* _Records supplied_:

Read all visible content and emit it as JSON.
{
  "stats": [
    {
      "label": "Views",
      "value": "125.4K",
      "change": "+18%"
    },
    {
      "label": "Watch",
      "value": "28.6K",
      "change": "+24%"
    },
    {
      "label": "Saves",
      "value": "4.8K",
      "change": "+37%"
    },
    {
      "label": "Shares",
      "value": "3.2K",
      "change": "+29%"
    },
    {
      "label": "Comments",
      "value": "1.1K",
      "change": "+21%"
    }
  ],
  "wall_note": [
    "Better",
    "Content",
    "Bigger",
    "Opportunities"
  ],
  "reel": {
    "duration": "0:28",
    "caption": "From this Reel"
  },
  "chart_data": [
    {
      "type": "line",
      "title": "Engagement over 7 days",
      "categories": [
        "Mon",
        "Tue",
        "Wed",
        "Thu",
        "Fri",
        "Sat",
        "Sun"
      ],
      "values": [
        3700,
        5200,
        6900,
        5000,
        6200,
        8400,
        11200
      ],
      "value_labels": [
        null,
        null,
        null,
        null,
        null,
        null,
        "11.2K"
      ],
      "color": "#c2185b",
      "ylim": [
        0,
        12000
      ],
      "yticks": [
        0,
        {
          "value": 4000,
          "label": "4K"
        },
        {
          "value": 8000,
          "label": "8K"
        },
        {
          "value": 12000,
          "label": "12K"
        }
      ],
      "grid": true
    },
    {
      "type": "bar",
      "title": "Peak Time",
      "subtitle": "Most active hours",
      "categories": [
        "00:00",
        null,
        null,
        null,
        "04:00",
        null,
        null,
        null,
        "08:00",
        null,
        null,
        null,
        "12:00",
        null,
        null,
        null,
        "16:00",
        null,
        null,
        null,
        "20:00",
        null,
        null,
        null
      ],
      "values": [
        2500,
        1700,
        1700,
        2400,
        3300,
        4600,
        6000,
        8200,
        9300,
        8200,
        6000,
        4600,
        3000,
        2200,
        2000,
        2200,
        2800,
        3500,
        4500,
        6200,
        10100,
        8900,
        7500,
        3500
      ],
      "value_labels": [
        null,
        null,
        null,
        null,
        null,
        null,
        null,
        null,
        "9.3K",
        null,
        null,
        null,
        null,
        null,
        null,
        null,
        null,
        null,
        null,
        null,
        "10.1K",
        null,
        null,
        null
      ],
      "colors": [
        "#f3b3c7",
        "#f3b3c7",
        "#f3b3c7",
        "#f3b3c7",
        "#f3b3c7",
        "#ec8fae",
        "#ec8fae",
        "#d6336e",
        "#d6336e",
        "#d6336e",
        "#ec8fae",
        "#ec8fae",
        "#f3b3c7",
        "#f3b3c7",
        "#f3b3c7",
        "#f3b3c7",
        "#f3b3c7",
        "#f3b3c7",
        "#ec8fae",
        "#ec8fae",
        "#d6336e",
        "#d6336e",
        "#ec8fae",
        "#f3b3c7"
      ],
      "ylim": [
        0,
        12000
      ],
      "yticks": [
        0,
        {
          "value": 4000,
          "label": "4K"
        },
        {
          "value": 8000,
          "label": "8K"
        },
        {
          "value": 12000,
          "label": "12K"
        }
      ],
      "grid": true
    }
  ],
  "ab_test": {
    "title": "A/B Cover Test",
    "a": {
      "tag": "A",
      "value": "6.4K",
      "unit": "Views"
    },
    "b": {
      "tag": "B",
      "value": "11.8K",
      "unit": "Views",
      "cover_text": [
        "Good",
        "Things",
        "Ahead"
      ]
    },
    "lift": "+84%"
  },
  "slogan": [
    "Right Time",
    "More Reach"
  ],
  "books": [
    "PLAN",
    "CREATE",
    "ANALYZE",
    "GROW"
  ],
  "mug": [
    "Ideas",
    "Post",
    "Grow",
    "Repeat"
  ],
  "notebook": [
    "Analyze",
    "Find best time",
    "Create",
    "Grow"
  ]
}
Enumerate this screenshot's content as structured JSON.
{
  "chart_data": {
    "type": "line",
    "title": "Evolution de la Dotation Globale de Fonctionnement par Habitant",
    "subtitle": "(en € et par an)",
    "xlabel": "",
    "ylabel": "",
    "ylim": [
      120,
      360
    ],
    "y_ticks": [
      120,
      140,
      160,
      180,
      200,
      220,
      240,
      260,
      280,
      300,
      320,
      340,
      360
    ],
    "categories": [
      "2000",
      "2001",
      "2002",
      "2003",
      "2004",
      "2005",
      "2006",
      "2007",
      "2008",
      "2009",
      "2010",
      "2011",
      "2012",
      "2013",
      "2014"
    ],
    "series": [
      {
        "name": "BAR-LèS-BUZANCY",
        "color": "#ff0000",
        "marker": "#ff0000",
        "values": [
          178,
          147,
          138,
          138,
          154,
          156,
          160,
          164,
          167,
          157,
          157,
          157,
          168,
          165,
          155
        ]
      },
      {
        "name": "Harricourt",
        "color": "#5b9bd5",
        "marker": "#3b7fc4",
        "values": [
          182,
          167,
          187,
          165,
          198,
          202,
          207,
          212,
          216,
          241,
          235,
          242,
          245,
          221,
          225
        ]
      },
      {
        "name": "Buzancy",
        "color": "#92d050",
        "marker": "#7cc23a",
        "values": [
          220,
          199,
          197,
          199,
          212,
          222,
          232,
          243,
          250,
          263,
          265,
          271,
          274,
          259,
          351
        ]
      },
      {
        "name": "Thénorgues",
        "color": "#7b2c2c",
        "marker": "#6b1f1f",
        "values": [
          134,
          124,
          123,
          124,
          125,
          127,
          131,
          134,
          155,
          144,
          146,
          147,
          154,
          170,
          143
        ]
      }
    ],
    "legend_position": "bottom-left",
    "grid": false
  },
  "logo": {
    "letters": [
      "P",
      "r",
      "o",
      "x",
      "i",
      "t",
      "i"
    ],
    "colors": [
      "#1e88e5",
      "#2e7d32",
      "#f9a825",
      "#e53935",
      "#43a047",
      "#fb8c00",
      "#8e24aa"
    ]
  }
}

* _Task description_: From the entries above, list each line with "name" in it.

* _Task result_:
        "name": "BAR-LèS-BUZANCY",
        "name": "Harricourt",
        "name": "Buzancy",
        "name": "Thénorgues",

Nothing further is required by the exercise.